[Records about charts and figures]
▼

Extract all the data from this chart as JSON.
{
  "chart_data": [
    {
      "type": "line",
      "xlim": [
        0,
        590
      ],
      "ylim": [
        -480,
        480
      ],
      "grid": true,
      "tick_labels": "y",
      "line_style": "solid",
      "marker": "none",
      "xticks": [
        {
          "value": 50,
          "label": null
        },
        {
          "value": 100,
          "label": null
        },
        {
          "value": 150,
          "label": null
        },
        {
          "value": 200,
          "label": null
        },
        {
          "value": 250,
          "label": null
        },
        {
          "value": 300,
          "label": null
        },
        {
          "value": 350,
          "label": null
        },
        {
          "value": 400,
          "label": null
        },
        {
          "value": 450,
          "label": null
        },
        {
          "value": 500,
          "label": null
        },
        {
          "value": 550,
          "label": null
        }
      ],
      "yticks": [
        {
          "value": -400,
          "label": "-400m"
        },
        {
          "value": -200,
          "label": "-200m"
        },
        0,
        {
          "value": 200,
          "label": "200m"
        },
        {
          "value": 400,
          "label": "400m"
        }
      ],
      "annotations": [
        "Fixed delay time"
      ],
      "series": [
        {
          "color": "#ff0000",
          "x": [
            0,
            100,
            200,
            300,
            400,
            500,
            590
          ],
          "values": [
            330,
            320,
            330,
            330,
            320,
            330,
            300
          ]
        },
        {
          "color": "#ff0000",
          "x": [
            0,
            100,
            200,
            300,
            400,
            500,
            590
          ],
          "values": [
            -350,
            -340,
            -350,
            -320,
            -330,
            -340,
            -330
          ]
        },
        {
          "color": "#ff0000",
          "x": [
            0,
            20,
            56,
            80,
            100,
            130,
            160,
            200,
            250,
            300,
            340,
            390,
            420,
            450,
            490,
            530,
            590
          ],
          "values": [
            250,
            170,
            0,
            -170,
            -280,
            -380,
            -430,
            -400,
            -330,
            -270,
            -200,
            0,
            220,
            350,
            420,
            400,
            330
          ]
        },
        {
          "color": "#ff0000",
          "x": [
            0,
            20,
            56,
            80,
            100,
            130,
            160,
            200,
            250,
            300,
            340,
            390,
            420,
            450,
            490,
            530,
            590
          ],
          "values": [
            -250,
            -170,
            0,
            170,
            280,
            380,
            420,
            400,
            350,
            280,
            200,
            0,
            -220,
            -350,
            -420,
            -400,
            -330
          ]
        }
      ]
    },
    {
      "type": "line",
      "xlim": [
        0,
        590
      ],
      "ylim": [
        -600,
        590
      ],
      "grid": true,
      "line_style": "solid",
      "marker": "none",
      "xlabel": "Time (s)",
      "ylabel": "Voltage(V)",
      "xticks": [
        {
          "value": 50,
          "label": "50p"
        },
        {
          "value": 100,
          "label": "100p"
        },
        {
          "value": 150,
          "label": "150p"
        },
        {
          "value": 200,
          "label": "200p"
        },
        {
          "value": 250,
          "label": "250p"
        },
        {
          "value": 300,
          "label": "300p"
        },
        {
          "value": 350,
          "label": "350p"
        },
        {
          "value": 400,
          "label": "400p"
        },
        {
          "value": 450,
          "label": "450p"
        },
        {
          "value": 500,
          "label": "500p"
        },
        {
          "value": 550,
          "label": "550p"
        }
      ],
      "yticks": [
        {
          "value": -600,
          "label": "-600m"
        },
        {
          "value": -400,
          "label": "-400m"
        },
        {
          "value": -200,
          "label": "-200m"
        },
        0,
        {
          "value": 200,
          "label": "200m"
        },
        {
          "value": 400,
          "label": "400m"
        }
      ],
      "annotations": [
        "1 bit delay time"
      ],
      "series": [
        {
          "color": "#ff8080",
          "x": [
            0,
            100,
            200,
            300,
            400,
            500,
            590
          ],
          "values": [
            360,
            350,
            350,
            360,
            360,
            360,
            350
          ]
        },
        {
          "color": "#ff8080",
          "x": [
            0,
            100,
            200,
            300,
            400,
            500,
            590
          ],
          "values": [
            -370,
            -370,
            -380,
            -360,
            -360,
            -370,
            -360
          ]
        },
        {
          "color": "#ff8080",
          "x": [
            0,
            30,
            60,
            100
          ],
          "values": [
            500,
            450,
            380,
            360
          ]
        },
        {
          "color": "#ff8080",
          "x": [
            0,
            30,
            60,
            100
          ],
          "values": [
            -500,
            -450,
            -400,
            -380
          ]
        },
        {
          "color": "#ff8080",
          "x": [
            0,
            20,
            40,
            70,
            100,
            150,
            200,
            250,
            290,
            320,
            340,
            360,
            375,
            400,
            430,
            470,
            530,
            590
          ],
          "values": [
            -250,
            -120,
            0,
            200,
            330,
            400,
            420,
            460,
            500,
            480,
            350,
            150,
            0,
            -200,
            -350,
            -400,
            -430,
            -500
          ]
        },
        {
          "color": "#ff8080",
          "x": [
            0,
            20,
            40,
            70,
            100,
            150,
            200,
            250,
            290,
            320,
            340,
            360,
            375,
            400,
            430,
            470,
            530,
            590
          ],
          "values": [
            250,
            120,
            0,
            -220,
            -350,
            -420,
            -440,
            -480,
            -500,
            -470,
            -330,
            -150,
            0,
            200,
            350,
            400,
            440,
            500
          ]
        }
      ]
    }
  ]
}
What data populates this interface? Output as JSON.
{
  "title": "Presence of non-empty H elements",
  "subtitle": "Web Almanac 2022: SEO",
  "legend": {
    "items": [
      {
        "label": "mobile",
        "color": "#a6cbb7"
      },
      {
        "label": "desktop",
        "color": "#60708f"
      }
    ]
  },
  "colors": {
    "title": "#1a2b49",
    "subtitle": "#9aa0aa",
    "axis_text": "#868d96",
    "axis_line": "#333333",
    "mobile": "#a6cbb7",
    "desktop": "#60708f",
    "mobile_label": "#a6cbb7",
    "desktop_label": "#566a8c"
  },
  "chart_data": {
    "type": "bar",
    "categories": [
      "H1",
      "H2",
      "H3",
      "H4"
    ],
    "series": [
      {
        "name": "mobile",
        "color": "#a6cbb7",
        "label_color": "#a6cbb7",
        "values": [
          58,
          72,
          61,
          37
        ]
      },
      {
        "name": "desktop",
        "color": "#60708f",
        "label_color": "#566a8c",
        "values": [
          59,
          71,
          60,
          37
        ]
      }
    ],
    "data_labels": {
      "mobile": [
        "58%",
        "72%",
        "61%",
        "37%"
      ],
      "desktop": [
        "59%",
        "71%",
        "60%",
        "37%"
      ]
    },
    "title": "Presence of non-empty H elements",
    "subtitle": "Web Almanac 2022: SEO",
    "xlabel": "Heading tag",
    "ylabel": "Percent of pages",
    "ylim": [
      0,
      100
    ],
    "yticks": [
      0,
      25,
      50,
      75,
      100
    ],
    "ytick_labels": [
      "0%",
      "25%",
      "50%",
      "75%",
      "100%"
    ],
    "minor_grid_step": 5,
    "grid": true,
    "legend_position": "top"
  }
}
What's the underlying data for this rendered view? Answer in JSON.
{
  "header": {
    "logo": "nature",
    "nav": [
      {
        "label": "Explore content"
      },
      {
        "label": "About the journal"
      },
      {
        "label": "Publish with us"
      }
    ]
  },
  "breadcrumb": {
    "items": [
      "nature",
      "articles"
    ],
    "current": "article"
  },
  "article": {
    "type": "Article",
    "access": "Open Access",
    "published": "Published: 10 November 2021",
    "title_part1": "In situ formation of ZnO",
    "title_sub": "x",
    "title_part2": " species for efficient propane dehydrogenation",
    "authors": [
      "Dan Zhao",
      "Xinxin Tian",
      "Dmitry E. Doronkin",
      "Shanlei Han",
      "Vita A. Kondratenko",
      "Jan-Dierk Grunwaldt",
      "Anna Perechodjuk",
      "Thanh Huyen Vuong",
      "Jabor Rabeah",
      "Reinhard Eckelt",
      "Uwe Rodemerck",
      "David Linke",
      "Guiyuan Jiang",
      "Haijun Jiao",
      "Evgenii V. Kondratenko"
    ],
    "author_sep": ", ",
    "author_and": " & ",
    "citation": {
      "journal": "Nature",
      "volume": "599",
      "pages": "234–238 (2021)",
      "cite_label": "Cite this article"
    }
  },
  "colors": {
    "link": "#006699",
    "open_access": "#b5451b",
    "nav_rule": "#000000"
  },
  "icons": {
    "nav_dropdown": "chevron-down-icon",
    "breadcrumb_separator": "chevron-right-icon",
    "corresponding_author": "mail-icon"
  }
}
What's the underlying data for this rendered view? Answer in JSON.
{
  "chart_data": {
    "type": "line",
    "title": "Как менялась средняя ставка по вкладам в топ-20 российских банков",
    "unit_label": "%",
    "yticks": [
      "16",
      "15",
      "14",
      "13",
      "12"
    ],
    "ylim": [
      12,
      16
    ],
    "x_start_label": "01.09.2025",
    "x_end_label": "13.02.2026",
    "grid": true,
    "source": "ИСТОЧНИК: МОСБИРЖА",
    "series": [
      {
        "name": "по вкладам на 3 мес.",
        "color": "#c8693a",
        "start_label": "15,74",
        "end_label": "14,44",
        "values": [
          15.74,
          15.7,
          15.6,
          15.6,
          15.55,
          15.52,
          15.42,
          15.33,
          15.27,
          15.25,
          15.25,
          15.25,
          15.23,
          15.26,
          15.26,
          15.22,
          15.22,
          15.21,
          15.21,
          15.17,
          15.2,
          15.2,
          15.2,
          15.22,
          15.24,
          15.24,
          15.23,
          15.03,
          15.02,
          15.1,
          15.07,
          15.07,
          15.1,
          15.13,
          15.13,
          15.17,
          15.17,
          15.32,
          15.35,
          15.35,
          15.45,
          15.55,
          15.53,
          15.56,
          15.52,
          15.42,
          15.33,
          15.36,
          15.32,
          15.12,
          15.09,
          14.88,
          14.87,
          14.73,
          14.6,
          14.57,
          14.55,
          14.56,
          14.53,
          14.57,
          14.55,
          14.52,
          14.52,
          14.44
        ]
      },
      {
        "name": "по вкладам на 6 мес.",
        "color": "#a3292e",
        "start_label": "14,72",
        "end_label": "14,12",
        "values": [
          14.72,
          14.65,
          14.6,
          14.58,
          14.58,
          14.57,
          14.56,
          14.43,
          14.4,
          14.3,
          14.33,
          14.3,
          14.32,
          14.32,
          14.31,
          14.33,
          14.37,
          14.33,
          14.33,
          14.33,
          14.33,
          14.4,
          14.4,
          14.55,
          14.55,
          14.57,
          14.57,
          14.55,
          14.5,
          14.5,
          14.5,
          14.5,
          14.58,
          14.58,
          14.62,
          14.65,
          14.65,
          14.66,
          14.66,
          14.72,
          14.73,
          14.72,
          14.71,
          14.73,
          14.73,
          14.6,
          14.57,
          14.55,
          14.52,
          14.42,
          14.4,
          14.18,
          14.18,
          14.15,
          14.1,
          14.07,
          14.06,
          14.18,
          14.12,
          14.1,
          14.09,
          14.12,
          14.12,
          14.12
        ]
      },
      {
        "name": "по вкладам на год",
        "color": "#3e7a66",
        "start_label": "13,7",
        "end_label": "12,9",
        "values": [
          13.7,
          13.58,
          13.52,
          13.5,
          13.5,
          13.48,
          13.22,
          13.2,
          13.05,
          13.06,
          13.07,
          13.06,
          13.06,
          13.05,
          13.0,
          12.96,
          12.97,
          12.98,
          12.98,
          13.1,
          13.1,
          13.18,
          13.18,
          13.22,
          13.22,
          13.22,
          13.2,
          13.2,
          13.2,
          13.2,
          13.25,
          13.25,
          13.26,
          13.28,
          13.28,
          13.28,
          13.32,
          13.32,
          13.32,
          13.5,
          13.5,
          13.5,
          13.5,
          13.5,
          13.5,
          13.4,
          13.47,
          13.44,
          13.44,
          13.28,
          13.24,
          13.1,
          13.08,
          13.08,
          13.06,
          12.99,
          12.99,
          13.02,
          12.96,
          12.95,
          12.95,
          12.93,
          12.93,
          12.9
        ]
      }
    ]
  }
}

▲

▶ WORK TO COMPLETE: Copy and report every line where the word "chevron" is present.

▶ TASK RESULT:
    "nav_dropdown": "chevron-down-icon",
    "breadcrumb_separator": "chevron-right-icon",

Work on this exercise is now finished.